WHAT IS REQUIRED: Copy each record exactly as it reads, leaving out any pictures it holds.

DATA TO PROCESS:
□ □ □ □ □ □ □
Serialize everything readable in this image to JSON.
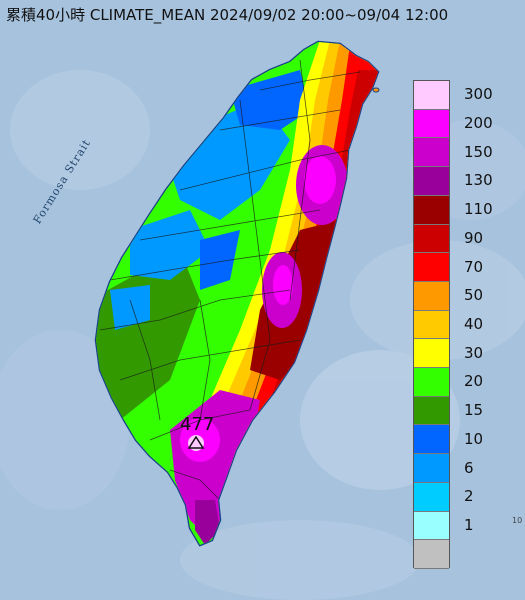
{
  "title": "累積40小時 CLIMATE_MEAN 2024/09/02 20:00~09/04 12:00",
  "strait_label": "Formosa Strait",
  "max_value_label": "477",
  "edge_label": "10",
  "legend": {
    "items": [
      {
        "label": "300",
        "color": "#ffcaff"
      },
      {
        "label": "200",
        "color": "#fb00ff"
      },
      {
        "label": "150",
        "color": "#cc00cc"
      },
      {
        "label": "130",
        "color": "#99009b"
      },
      {
        "label": "110",
        "color": "#9a0000"
      },
      {
        "label": "90",
        "color": "#cc0000"
      },
      {
        "label": "70",
        "color": "#ff0000"
      },
      {
        "label": "50",
        "color": "#ff9900"
      },
      {
        "label": "40",
        "color": "#ffcb00"
      },
      {
        "label": "30",
        "color": "#ffff00"
      },
      {
        "label": "20",
        "color": "#33ff00"
      },
      {
        "label": "15",
        "color": "#329a00"
      },
      {
        "label": "10",
        "color": "#0066ff"
      },
      {
        "label": "6",
        "color": "#0099ff"
      },
      {
        "label": "2",
        "color": "#00ccff"
      },
      {
        "label": "1",
        "color": "#99ffff"
      },
      {
        "label": "",
        "color": "#c0c0c0"
      }
    ]
  }
}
□ □ □ □ □ □ □
IN RESPONSE:
Serialize everything readable in this image to JSON.
{
  "title": "累積40小時 CLIMATE_MEAN 2024/09/02 20:00~09/04 12:00",
  "strait_label": "Formosa Strait",
  "max_value_label": "477",
  "edge_label": "10",
  "legend": {
    "items": [
      {
        "label": "300",
        "color": "#ffcaff"
      },
      {
        "label": "200",
        "color": "#fb00ff"
      },
      {
        "label": "150",
        "color": "#cc00cc"
      },
      {
        "label": "130",
        "color": "#99009b"
      },
      {
        "label": "110",
        "color": "#9a0000"
      },
      {
        "label": "90",
        "color": "#cc0000"
      },
      {
        "label": "70",
        "color": "#ff0000"
      },
      {
        "label": "50",
        "color": "#ff9900"
      },
      {
        "label": "40",
        "color": "#ffcb00"
      },
      {
        "label": "30",
        "color": "#ffff00"
      },
      {
        "label": "20",
        "color": "#33ff00"
      },
      {
        "label": "15",
        "color": "#329a00"
      },
      {
        "label": "10",
        "color": "#0066ff"
      },
      {
        "label": "6",
        "color": "#0099ff"
      },
      {
        "label": "2",
        "color": "#00ccff"
      },
      {
        "label": "1",
        "color": "#99ffff"
      },
      {
        "label": "",
        "color": "#c0c0c0"
      }
    ]
  }
}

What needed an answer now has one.